### [To do]
Quote every line as given.

§

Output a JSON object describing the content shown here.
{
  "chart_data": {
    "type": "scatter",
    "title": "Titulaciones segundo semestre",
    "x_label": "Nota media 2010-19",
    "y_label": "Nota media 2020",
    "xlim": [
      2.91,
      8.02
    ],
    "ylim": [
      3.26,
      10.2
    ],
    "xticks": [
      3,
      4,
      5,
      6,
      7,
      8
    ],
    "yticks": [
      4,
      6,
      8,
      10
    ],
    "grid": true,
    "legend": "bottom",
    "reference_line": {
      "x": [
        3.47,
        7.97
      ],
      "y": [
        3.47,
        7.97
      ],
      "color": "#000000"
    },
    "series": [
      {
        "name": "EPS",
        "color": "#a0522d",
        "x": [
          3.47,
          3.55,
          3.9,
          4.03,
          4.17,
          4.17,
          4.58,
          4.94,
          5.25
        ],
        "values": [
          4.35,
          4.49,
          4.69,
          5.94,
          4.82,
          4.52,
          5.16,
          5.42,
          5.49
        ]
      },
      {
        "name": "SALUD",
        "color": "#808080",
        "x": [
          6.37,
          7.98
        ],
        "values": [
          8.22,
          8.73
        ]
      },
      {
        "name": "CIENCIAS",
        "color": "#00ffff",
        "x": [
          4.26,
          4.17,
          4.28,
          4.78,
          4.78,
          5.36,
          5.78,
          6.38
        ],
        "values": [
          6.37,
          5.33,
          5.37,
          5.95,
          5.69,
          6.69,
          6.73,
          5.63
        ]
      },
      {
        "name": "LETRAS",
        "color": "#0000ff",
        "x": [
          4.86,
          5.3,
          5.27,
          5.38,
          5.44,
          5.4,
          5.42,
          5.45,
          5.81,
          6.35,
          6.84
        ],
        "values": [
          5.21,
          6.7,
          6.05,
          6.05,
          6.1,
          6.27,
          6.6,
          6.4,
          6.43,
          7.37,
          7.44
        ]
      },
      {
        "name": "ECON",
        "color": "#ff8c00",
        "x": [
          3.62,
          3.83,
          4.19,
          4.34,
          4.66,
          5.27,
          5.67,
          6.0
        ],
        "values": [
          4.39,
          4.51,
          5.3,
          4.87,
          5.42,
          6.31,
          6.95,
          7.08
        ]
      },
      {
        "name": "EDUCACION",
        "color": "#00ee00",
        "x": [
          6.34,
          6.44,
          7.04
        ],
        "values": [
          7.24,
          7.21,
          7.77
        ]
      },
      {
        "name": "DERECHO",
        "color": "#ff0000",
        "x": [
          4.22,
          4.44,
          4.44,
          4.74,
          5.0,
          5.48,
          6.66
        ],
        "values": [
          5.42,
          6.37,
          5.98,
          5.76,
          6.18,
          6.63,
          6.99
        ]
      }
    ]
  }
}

§

### [Task answer]
Output a JSON object describing the content shown here.
{
  "chart_data": {
    "type": "scatter",
    "title": "Titulaciones segundo semestre",
    "x_label": "Nota media 2010-19",
    "y_label": "Nota media 2020",
    "xlim": [
      2.91,
      8.02
    ],
    "ylim": [
      3.26,
      10.2
    ],
    "xticks": [
      3,
      4,
      5,
      6,
      7,
      8
    ],
    "yticks": [
      4,
      6,
      8,
      10
    ],
    "grid": true,
    "legend": "bottom",
    "reference_line": {
      "x": [
        3.47,
        7.97
      ],
      "y": [
        3.47,
        7.97
      ],
      "color": "#000000"
    },
    "series": [
      {
        "name": "EPS",
        "color": "#a0522d",
        "x": [
          3.47,
          3.55,
          3.9,
          4.03,
          4.17,
          4.17,
          4.58,
          4.94,
          5.25
        ],
        "values": [
          4.35,
          4.49,
          4.69,
          5.94,
          4.82,
          4.52,
          5.16,
          5.42,
          5.49
        ]
      },
      {
        "name": "SALUD",
        "color": "#808080",
        "x": [
          6.37,
          7.98
        ],
        "values": [
          8.22,
          8.73
        ]
      },
      {
        "name": "CIENCIAS",
        "color": "#00ffff",
        "x": [
          4.26,
          4.17,
          4.28,
          4.78,
          4.78,
          5.36,
          5.78,
          6.38
        ],
        "values": [
          6.37,
          5.33,
          5.37,
          5.95,
          5.69,
          6.69,
          6.73,
          5.63
        ]
      },
      {
        "name": "LETRAS",
        "color": "#0000ff",
        "x": [
          4.86,
          5.3,
          5.27,
          5.38,
          5.44,
          5.4,
          5.42,
          5.45,
          5.81,
          6.35,
          6.84
        ],
        "values": [
          5.21,
          6.7,
          6.05,
          6.05,
          6.1,
          6.27,
          6.6,
          6.4,
          6.43,
          7.37,
          7.44
        ]
      },
      {
        "name": "ECON",
        "color": "#ff8c00",
        "x": [
          3.62,
          3.83,
          4.19,
          4.34,
          4.66,
          5.27,
          5.67,
          6.0
        ],
        "values": [
          4.39,
          4.51,
          5.3,
          4.87,
          5.42,
          6.31,
          6.95,
          7.08
        ]
      },
      {
        "name": "EDUCACION",
        "color": "#00ee00",
        "x": [
          6.34,
          6.44,
          7.04
        ],
        "values": [
          7.24,
          7.21,
          7.77
        ]
      },
      {
        "name": "DERECHO",
        "color": "#ff0000",
        "x": [
          4.22,
          4.44,
          4.44,
          4.74,
          5.0,
          5.48,
          6.66
        ],
        "values": [
          5.42,
          6.37,
          5.98,
          5.76,
          6.18,
          6.63,
          6.99
        ]
      }
    ]
  }
}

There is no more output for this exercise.